Required task —
Of the lines in the entries, how many hold the word "Coarse"? Give that number alone.

Material supplied —
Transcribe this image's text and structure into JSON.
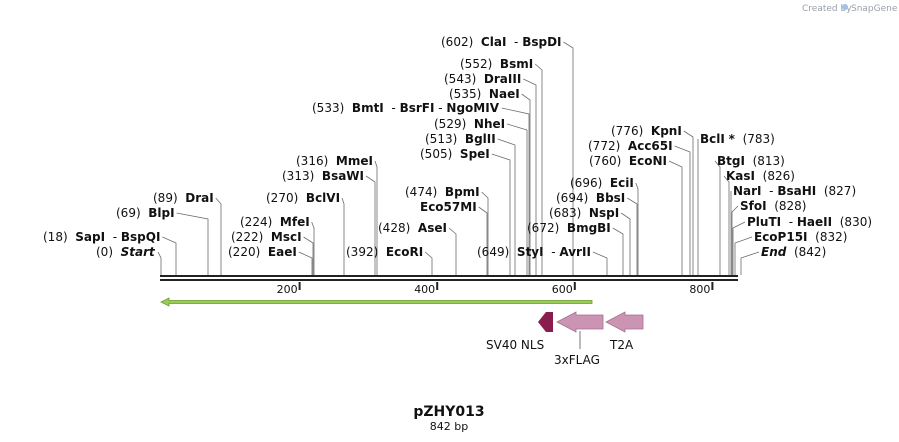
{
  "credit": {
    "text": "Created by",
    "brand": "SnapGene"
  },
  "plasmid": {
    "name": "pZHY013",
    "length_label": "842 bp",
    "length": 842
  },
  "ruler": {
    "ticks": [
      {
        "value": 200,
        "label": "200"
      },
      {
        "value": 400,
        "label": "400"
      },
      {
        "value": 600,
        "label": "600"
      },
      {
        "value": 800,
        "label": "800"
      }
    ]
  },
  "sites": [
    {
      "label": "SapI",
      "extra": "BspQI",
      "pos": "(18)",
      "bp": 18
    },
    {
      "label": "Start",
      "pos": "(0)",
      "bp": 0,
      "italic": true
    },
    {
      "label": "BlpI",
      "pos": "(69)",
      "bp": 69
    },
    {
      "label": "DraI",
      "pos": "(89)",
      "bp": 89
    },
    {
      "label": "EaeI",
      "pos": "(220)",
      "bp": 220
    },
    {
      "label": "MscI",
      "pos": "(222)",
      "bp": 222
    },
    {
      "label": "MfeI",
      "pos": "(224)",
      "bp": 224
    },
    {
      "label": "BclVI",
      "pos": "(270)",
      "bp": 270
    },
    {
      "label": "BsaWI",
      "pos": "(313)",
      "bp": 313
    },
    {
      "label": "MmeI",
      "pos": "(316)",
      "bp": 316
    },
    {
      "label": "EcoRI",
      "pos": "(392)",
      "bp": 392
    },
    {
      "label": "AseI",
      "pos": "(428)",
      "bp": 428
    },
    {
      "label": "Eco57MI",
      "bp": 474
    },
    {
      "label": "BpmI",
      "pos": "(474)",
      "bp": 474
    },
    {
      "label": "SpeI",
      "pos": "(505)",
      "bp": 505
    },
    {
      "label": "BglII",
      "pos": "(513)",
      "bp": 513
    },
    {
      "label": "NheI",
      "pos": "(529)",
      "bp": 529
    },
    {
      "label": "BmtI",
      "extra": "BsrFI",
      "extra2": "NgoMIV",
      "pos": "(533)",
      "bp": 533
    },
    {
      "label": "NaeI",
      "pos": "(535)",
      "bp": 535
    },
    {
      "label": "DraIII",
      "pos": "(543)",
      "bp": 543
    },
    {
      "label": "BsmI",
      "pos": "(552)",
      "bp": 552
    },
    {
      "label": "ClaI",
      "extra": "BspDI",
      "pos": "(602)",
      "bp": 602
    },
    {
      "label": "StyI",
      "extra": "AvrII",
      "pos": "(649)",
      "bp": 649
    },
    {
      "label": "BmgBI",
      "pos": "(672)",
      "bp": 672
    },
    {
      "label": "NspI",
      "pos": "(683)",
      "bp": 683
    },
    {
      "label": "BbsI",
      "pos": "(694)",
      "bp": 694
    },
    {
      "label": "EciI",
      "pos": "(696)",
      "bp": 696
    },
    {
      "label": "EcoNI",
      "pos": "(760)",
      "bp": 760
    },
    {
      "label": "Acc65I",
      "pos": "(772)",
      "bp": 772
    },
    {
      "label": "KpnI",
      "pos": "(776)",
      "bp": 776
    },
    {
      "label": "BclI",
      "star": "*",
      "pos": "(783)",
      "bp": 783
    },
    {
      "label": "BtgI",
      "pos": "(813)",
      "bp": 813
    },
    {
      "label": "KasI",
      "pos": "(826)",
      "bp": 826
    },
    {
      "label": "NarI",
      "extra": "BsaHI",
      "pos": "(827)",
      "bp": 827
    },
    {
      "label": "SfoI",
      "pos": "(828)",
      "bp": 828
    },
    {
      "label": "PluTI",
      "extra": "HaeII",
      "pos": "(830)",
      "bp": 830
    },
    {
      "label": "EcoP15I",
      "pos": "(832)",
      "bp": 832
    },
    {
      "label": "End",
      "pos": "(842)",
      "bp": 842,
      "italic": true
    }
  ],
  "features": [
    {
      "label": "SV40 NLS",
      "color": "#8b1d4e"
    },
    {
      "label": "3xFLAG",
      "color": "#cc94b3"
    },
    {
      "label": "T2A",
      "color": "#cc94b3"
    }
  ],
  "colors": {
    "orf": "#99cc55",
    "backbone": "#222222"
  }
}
* * *
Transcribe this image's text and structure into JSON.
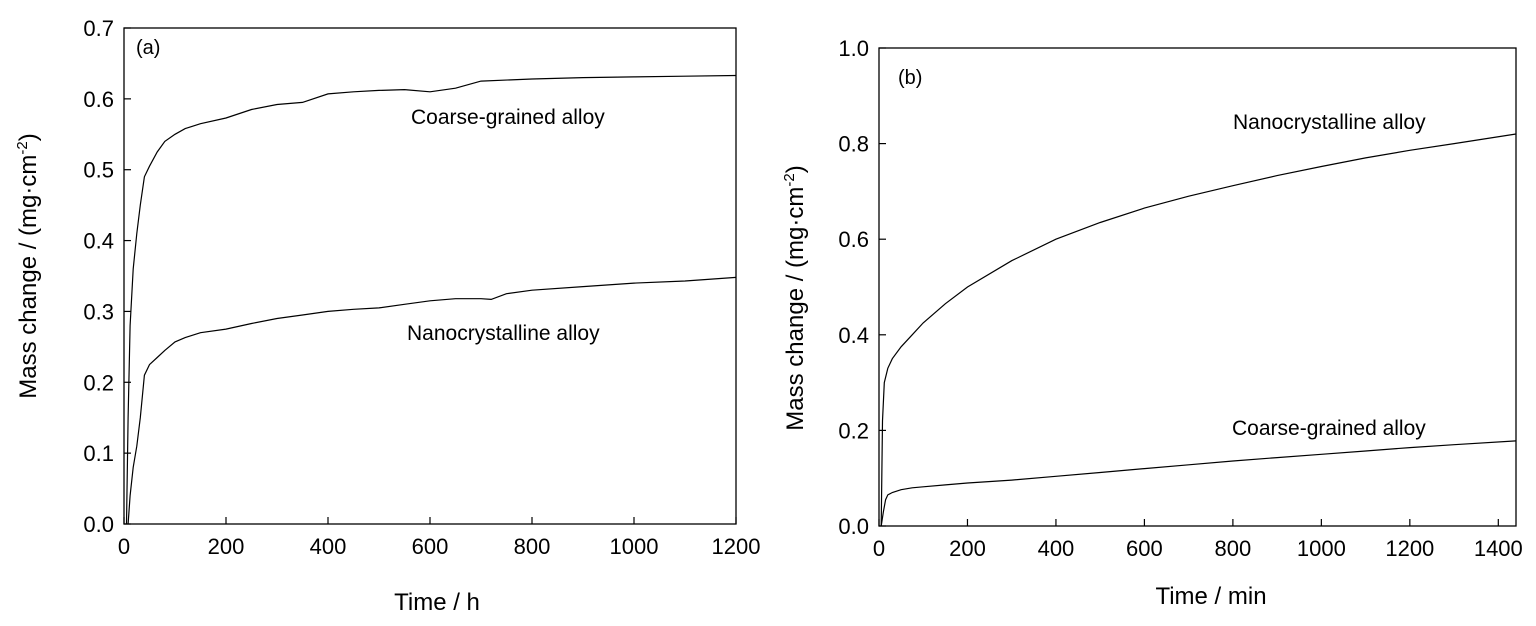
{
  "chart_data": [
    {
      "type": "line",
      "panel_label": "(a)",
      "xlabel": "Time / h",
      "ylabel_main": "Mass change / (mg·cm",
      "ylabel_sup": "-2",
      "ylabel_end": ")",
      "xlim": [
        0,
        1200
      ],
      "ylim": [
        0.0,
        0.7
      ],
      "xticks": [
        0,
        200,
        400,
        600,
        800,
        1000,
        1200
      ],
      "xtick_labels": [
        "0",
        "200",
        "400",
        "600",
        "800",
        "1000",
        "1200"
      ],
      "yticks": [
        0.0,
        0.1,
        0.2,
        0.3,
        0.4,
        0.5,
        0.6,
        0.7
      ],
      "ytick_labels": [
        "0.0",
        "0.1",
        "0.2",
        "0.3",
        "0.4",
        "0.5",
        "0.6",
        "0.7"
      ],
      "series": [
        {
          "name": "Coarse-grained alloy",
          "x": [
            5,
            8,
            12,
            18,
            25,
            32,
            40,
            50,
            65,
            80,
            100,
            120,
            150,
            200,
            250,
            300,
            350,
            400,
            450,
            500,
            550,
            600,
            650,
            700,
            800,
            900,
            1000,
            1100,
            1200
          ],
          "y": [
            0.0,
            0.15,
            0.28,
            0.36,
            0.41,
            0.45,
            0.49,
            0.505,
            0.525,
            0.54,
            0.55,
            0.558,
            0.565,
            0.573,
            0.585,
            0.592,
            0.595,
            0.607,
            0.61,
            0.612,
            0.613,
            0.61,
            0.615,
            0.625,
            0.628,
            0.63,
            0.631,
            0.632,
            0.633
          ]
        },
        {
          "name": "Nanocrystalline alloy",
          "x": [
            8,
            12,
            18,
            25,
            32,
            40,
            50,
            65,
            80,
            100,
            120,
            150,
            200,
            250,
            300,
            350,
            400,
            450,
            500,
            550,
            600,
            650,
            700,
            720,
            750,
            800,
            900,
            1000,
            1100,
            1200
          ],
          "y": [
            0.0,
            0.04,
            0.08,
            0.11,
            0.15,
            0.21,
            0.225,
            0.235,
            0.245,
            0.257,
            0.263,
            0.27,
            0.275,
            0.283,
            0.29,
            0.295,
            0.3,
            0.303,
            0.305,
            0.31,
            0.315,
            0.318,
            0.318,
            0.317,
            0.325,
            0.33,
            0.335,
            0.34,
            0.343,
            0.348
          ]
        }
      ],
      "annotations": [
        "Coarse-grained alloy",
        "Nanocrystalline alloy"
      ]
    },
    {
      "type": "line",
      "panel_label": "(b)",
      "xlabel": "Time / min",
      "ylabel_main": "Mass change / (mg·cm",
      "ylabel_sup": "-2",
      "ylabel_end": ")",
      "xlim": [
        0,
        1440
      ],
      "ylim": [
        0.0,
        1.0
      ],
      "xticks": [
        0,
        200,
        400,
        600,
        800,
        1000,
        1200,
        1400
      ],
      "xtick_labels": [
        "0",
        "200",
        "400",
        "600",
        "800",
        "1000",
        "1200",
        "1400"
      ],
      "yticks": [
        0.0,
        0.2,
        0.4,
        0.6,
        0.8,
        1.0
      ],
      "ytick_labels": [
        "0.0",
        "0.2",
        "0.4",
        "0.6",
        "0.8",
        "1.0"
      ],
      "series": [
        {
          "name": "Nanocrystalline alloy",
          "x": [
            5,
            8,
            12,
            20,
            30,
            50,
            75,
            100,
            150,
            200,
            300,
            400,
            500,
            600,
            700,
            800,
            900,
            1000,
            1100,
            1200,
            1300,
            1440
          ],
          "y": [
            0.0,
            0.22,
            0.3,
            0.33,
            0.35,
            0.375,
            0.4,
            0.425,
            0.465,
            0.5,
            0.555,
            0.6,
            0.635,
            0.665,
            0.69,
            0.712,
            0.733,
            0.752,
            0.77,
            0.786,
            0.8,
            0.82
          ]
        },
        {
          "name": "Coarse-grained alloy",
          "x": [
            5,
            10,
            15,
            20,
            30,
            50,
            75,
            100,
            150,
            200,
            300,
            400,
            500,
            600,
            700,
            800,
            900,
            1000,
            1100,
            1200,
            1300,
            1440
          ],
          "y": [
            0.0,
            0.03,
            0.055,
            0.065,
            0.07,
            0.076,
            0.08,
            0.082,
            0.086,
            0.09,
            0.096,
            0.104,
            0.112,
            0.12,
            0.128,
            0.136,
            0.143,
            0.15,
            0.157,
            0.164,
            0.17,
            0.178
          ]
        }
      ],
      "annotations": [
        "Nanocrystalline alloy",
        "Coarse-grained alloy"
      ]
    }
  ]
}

Completed task —
4